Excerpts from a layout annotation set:
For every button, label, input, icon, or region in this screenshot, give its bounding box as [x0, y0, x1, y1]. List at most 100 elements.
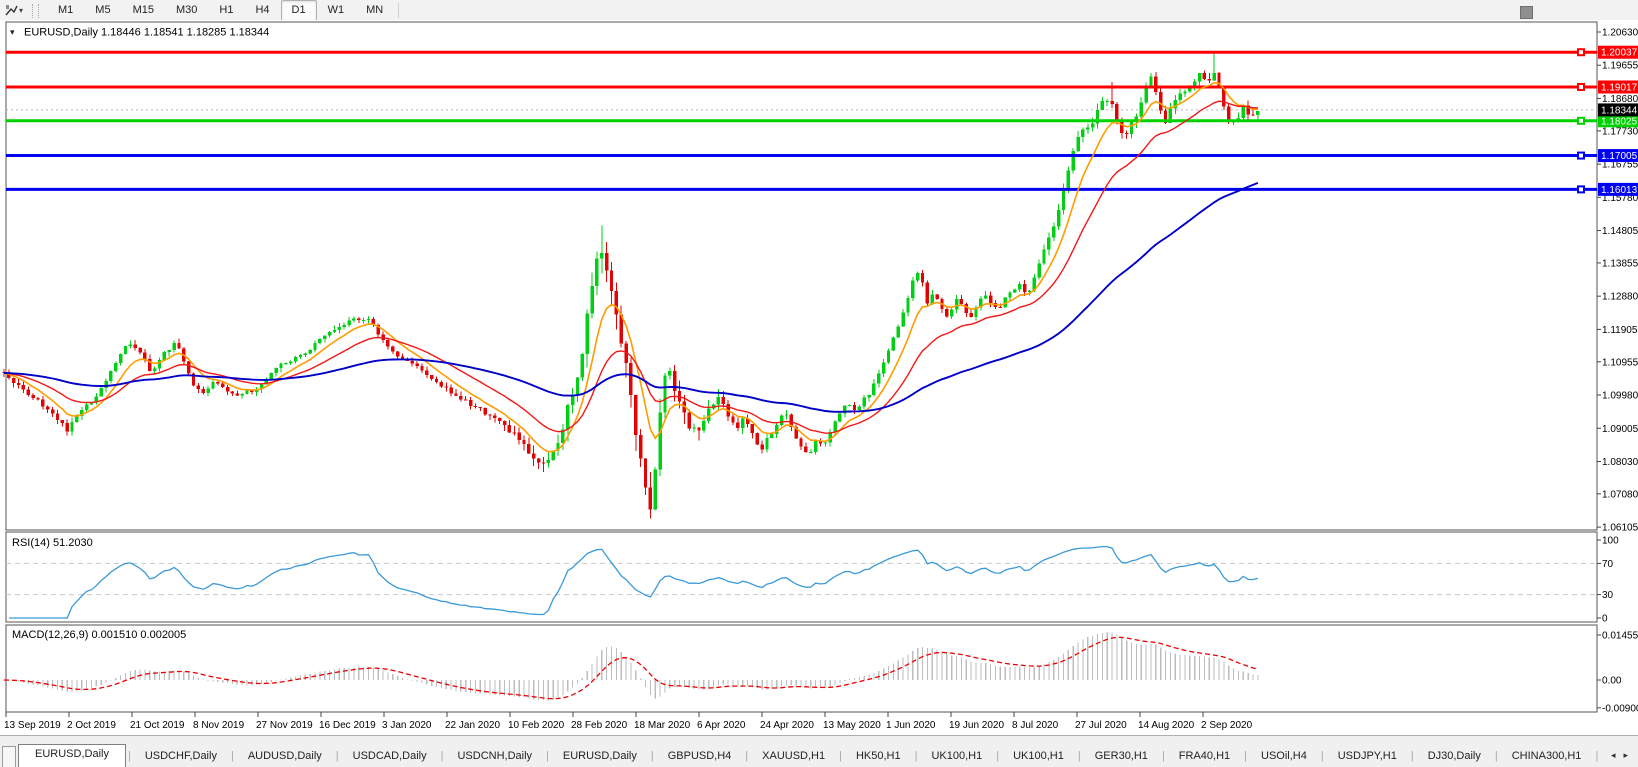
candle: [1037, 263, 1040, 277]
candle: [1008, 292, 1011, 297]
candle: [430, 375, 433, 379]
timeframe-button-m1[interactable]: M1: [47, 0, 84, 21]
candle: [454, 393, 457, 396]
price-badge: 1.16013: [1598, 183, 1638, 196]
candle: [717, 397, 720, 404]
candle: [289, 361, 292, 363]
candle: [1154, 77, 1157, 92]
candle: [338, 327, 341, 330]
candle: [435, 379, 438, 382]
candle: [916, 273, 919, 280]
chart-tab-usdchf-daily[interactable]: USDCHF,Daily: [131, 747, 231, 767]
candle: [663, 376, 666, 413]
level-line-handle[interactable]: [1578, 118, 1584, 124]
candle: [736, 422, 739, 428]
macd-tick-label: -0.009003: [1602, 703, 1638, 714]
candle: [440, 382, 443, 386]
chart-tab-ger30-h1[interactable]: GER30,H1: [1081, 747, 1162, 767]
price-tick-label: 1.17730: [1602, 126, 1638, 137]
level-line-handle[interactable]: [1578, 186, 1584, 192]
timeframe-button-m15[interactable]: M15: [122, 0, 165, 21]
timeframe-button-d1[interactable]: D1: [281, 0, 317, 21]
rsi-tick-label: 70: [1602, 559, 1614, 570]
chart-tab-usdjpy-h1[interactable]: USDJPY,H1: [1324, 747, 1411, 767]
timeframe-button-h4[interactable]: H4: [244, 0, 280, 21]
chart-tab-uk100-h1[interactable]: UK100,H1: [999, 747, 1078, 767]
svg-text:1.20037: 1.20037: [1601, 48, 1638, 59]
level-line-handle[interactable]: [1578, 153, 1584, 159]
price-tick-label: 1.09980: [1602, 391, 1638, 402]
candle: [386, 340, 389, 346]
candle: [867, 395, 870, 398]
date-tick-label: 2 Oct 2019: [67, 720, 116, 731]
timeframe-button-m30[interactable]: M30: [165, 0, 208, 21]
chart-tab-usoil-h1[interactable]: USOil,H1: [1598, 747, 1605, 767]
candle: [420, 366, 423, 370]
candle: [1256, 111, 1259, 115]
price-badge: 1.20037: [1598, 46, 1638, 59]
chart-tab-audusd-daily[interactable]: AUDUSD,Daily: [234, 747, 336, 767]
candle: [707, 409, 710, 422]
candle: [838, 413, 841, 421]
tab-scroll-left-icon[interactable]: ◂: [1611, 750, 1616, 761]
timeframe-button-mn[interactable]: MN: [355, 0, 394, 21]
chart-tab-hk50-h1[interactable]: HK50,H1: [842, 747, 915, 767]
candle: [172, 343, 175, 350]
macd-label: MACD(12,26,9) 0.001510 0.002005: [12, 629, 186, 641]
price-tick-label: 1.14805: [1602, 226, 1638, 237]
chart-tab-usdcad-daily[interactable]: USDCAD,Daily: [339, 747, 441, 767]
candle: [814, 441, 817, 452]
chart-tab-fra40-h1[interactable]: FRA40,H1: [1165, 747, 1244, 767]
price-tick-label: 1.06105: [1602, 523, 1638, 534]
chart-tab-dj30-daily[interactable]: DJ30,Daily: [1414, 747, 1495, 767]
candle: [892, 337, 895, 350]
chart-mode-dropdown-icon[interactable]: ▾: [19, 6, 23, 15]
candle: [872, 383, 875, 394]
chart-tab-uk100-h1[interactable]: UK100,H1: [917, 747, 996, 767]
chart-mode-icon[interactable]: [4, 4, 18, 18]
chart-tab-xauusd-h1[interactable]: XAUUSD,H1: [748, 747, 839, 767]
chart-tab-eurusd-daily[interactable]: EURUSD,Daily: [18, 744, 126, 767]
date-tick-label: 21 Oct 2019: [130, 720, 185, 731]
timeframe-button-m5[interactable]: M5: [84, 0, 121, 21]
candle: [945, 309, 948, 317]
candle: [153, 368, 156, 371]
tab-scroll-right-icon[interactable]: ▸: [1623, 750, 1628, 761]
candle: [415, 364, 418, 366]
toolbar-grip[interactable]: [32, 4, 39, 18]
level-line-handle[interactable]: [1578, 84, 1584, 90]
candle: [1110, 101, 1113, 104]
timeframe-button-h1[interactable]: H1: [208, 0, 244, 21]
candle: [284, 363, 287, 364]
toolbar-dock-handle[interactable]: [1520, 6, 1533, 19]
candle: [391, 347, 394, 352]
candle: [1183, 92, 1186, 94]
price-tick-label: 1.07080: [1602, 489, 1638, 500]
chart-tab-gbpusd-h4[interactable]: GBPUSD,H4: [654, 747, 746, 767]
level-line-handle[interactable]: [1578, 49, 1584, 55]
chart-tab-china300-h1[interactable]: CHINA300,H1: [1498, 747, 1596, 767]
chart-canvas[interactable]: 1.206301.196551.186801.177301.167551.157…: [0, 20, 1638, 735]
svg-text:1.18025: 1.18025: [1601, 116, 1638, 127]
candle: [197, 386, 200, 389]
candle: [571, 395, 574, 405]
candle: [532, 454, 535, 459]
chart-window[interactable]: 1.206301.196551.186801.177301.167551.157…: [0, 20, 1638, 735]
candle: [143, 353, 146, 359]
chart-tab-usdcnh-daily[interactable]: USDCNH,Daily: [443, 747, 546, 767]
macd-tick-label: 0.00: [1602, 676, 1622, 687]
candle: [401, 356, 404, 358]
timeframe-button-w1[interactable]: W1: [317, 0, 356, 21]
candle: [226, 387, 229, 392]
chart-tab-usoil-h4[interactable]: USOil,H4: [1247, 747, 1321, 767]
candle: [542, 463, 545, 464]
candle: [270, 373, 273, 379]
chart-tab-eurusd-daily[interactable]: EURUSD,Daily: [549, 747, 651, 767]
candle: [114, 363, 117, 371]
price-tick-label: 1.19655: [1602, 61, 1638, 72]
tab-scroll-arrows: ◂ ▸: [1605, 750, 1638, 767]
candle: [498, 418, 501, 421]
candle: [935, 294, 938, 299]
candle: [517, 433, 520, 441]
date-tick-label: 3 Jan 2020: [382, 720, 432, 731]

▶ WHAT THE TASK ASKS:
Copy the lines above word for word, leaving out the pictures.

▶ RESULT OF THIS EXERCISE:
For every button, label, input, icon, or region in this screenshot, give its bounding box as [x0, y0, x1, y1]. List at most 100 elements.
candle: [1037, 263, 1040, 277]
candle: [1008, 292, 1011, 297]
candle: [430, 375, 433, 379]
timeframe-button-m1[interactable]: M1: [47, 0, 84, 21]
candle: [454, 393, 457, 396]
price-badge: 1.16013: [1598, 183, 1638, 196]
candle: [717, 397, 720, 404]
candle: [289, 361, 292, 363]
candle: [1154, 77, 1157, 92]
candle: [338, 327, 341, 330]
candle: [435, 379, 438, 382]
candle: [916, 273, 919, 280]
chart-tab-usdchf-daily[interactable]: USDCHF,Daily: [131, 747, 231, 767]
candle: [663, 376, 666, 413]
level-line-handle[interactable]: [1578, 118, 1584, 124]
candle: [736, 422, 739, 428]
macd-tick-label: -0.009003: [1602, 703, 1638, 714]
candle: [440, 382, 443, 386]
chart-tab-ger30-h1[interactable]: GER30,H1: [1081, 747, 1162, 767]
price-tick-label: 1.17730: [1602, 126, 1638, 137]
level-line-handle[interactable]: [1578, 186, 1584, 192]
timeframe-button-m15[interactable]: M15: [122, 0, 165, 21]
timeframe-button-d1[interactable]: D1: [281, 0, 317, 21]
rsi-tick-label: 70: [1602, 559, 1614, 570]
chart-tab-usdjpy-h1[interactable]: USDJPY,H1: [1324, 747, 1411, 767]
timeframe-button-h4[interactable]: H4: [244, 0, 280, 21]
chart-tab-uk100-h1[interactable]: UK100,H1: [999, 747, 1078, 767]
svg-text:1.20037: 1.20037: [1601, 48, 1638, 59]
level-line-handle[interactable]: [1578, 153, 1584, 159]
price-tick-label: 1.09980: [1602, 391, 1638, 402]
candle: [386, 340, 389, 346]
candle: [867, 395, 870, 398]
date-tick-label: 2 Oct 2019: [67, 720, 116, 731]
timeframe-button-m30[interactable]: M30: [165, 0, 208, 21]
chart-tab-usoil-h1[interactable]: USOil,H1: [1598, 747, 1605, 767]
candle: [420, 366, 423, 370]
candle: [1256, 111, 1259, 115]
price-badge: 1.20037: [1598, 46, 1638, 59]
chart-tab-audusd-daily[interactable]: AUDUSD,Daily: [234, 747, 336, 767]
candle: [707, 409, 710, 422]
candle: [838, 413, 841, 421]
tab-scroll-left-icon[interactable]: ◂: [1611, 750, 1616, 761]
timeframe-button-mn[interactable]: MN: [355, 0, 394, 21]
chart-tab-hk50-h1[interactable]: HK50,H1: [842, 747, 915, 767]
candle: [172, 343, 175, 350]
macd-label: MACD(12,26,9) 0.001510 0.002005: [12, 629, 186, 641]
price-tick-label: 1.14805: [1602, 226, 1638, 237]
chart-tab-usdcad-daily[interactable]: USDCAD,Daily: [339, 747, 441, 767]
candle: [814, 441, 817, 452]
chart-tab-fra40-h1[interactable]: FRA40,H1: [1165, 747, 1244, 767]
price-tick-label: 1.06105: [1602, 523, 1638, 534]
chart-tab-dj30-daily[interactable]: DJ30,Daily: [1414, 747, 1495, 767]
candle: [892, 337, 895, 350]
chart-mode-dropdown-icon[interactable]: ▾: [19, 6, 23, 15]
candle: [872, 383, 875, 394]
chart-tab-uk100-h1[interactable]: UK100,H1: [917, 747, 996, 767]
chart-mode-icon[interactable]: [4, 4, 18, 18]
chart-tab-xauusd-h1[interactable]: XAUUSD,H1: [748, 747, 839, 767]
chart-tab-eurusd-daily[interactable]: EURUSD,Daily: [18, 744, 126, 767]
date-tick-label: 21 Oct 2019: [130, 720, 185, 731]
timeframe-button-m5[interactable]: M5: [84, 0, 121, 21]
candle: [945, 309, 948, 317]
candle: [153, 368, 156, 371]
tab-scroll-right-icon[interactable]: ▸: [1623, 750, 1628, 761]
candle: [415, 364, 418, 366]
toolbar-grip[interactable]: [32, 4, 39, 18]
level-line-handle[interactable]: [1578, 84, 1584, 90]
candle: [1110, 101, 1113, 104]
timeframe-button-h1[interactable]: H1: [208, 0, 244, 21]
candle: [284, 363, 287, 364]
toolbar-dock-handle[interactable]: [1520, 6, 1533, 19]
candle: [391, 347, 394, 352]
candle: [1183, 92, 1186, 94]
price-tick-label: 1.07080: [1602, 489, 1638, 500]
chart-tab-gbpusd-h4[interactable]: GBPUSD,H4: [654, 747, 746, 767]
level-line-handle[interactable]: [1578, 49, 1584, 55]
chart-tab-china300-h1[interactable]: CHINA300,H1: [1498, 747, 1596, 767]
chart-canvas[interactable]: 1.206301.196551.186801.177301.167551.157…: [0, 20, 1638, 735]
svg-text:1.18025: 1.18025: [1601, 116, 1638, 127]
candle: [197, 386, 200, 389]
candle: [571, 395, 574, 405]
candle: [532, 454, 535, 459]
chart-window[interactable]: 1.206301.196551.186801.177301.167551.157…: [0, 20, 1638, 735]
candle: [143, 353, 146, 359]
chart-tab-usdcnh-daily[interactable]: USDCNH,Daily: [443, 747, 546, 767]
macd-tick-label: 0.00: [1602, 676, 1622, 687]
candle: [401, 356, 404, 358]
timeframe-button-w1[interactable]: W1: [317, 0, 356, 21]
candle: [226, 387, 229, 392]
chart-tab-usoil-h4[interactable]: USOil,H4: [1247, 747, 1321, 767]
candle: [542, 463, 545, 464]
candle: [270, 373, 273, 379]
chart-tab-eurusd-daily[interactable]: EURUSD,Daily: [549, 747, 651, 767]
candle: [114, 363, 117, 371]
price-tick-label: 1.19655: [1602, 61, 1638, 72]
tab-scroll-arrows: ◂ ▸: [1605, 750, 1638, 767]
candle: [498, 418, 501, 421]
candle: [935, 294, 938, 299]
candle: [517, 433, 520, 441]
date-tick-label: 3 Jan 2020: [382, 720, 432, 731]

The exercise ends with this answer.